> Exercise requirements
Copy each line of the data below with the word "name".

-- START OF Information shown --

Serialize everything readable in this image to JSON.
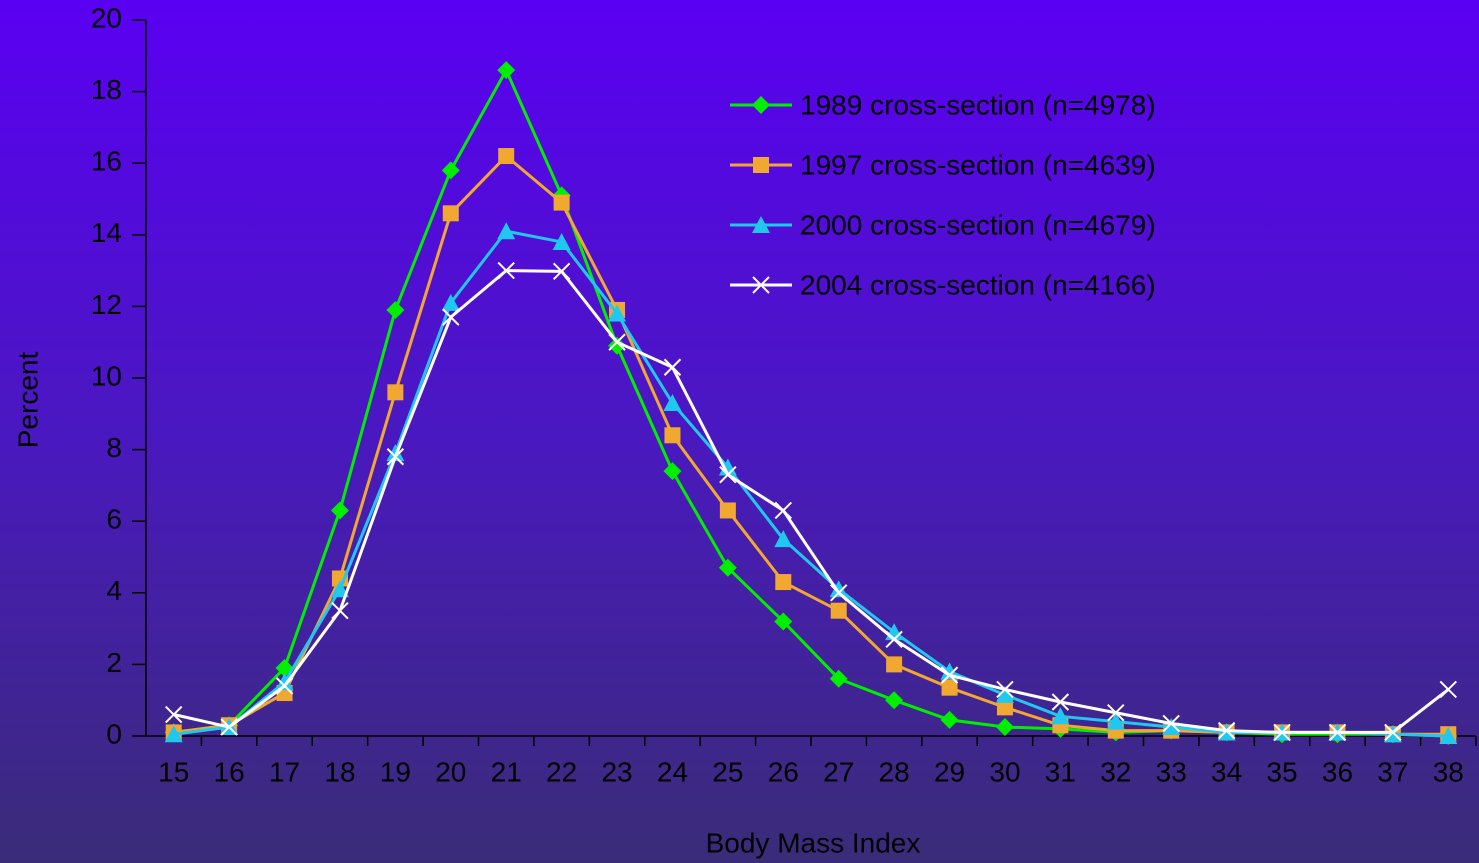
{
  "chart_data": {
    "type": "line",
    "x_label": "Body Mass Index",
    "y_label": "Percent",
    "categories": [
      15,
      16,
      17,
      18,
      19,
      20,
      21,
      22,
      23,
      24,
      25,
      26,
      27,
      28,
      29,
      30,
      31,
      32,
      33,
      34,
      35,
      36,
      37,
      38
    ],
    "ylim": [
      0,
      20
    ],
    "yticks": [
      0,
      2,
      4,
      6,
      8,
      10,
      12,
      14,
      16,
      18,
      20
    ],
    "legend": "upper right",
    "series": [
      {
        "name": "1989 cross-section (n=4978)",
        "color": "#00ee00",
        "marker": "diamond",
        "values": [
          0.1,
          0.3,
          1.9,
          6.3,
          11.9,
          15.8,
          18.6,
          15.1,
          10.9,
          7.4,
          4.7,
          3.2,
          1.6,
          1.0,
          0.45,
          0.25,
          0.2,
          0.1,
          0.15,
          0.1,
          0.05,
          0.05,
          0.05,
          0.0
        ]
      },
      {
        "name": "1997 cross-section (n=4639)",
        "color": "#f0a830",
        "marker": "square",
        "values": [
          0.1,
          0.3,
          1.2,
          4.4,
          9.6,
          14.6,
          16.2,
          14.9,
          11.9,
          8.4,
          6.3,
          4.3,
          3.5,
          2.0,
          1.35,
          0.8,
          0.3,
          0.15,
          0.15,
          0.1,
          0.1,
          0.1,
          0.05,
          0.05
        ]
      },
      {
        "name": "2000 cross-section (n=4679)",
        "color": "#20c8f0",
        "marker": "triangle",
        "values": [
          0.05,
          0.25,
          1.5,
          4.1,
          7.9,
          12.1,
          14.1,
          13.8,
          11.8,
          9.3,
          7.5,
          5.5,
          4.1,
          2.9,
          1.8,
          1.15,
          0.55,
          0.4,
          0.25,
          0.1,
          0.1,
          0.1,
          0.05,
          0.0
        ]
      },
      {
        "name": "2004 cross-section (n=4166)",
        "color": "#ffffff",
        "marker": "x",
        "values": [
          0.6,
          0.25,
          1.4,
          3.5,
          7.8,
          11.7,
          13.0,
          12.98,
          11.0,
          10.3,
          7.3,
          6.3,
          4.0,
          2.7,
          1.7,
          1.3,
          0.95,
          0.65,
          0.35,
          0.15,
          0.1,
          0.1,
          0.1,
          1.3
        ]
      }
    ]
  }
}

-- END OF Information shown --

> Exercise solution
        "name": "1989 cross-section (n=4978)",
        "name": "1997 cross-section (n=4639)",
        "name": "2000 cross-section (n=4679)",
        "name": "2004 cross-section (n=4166)",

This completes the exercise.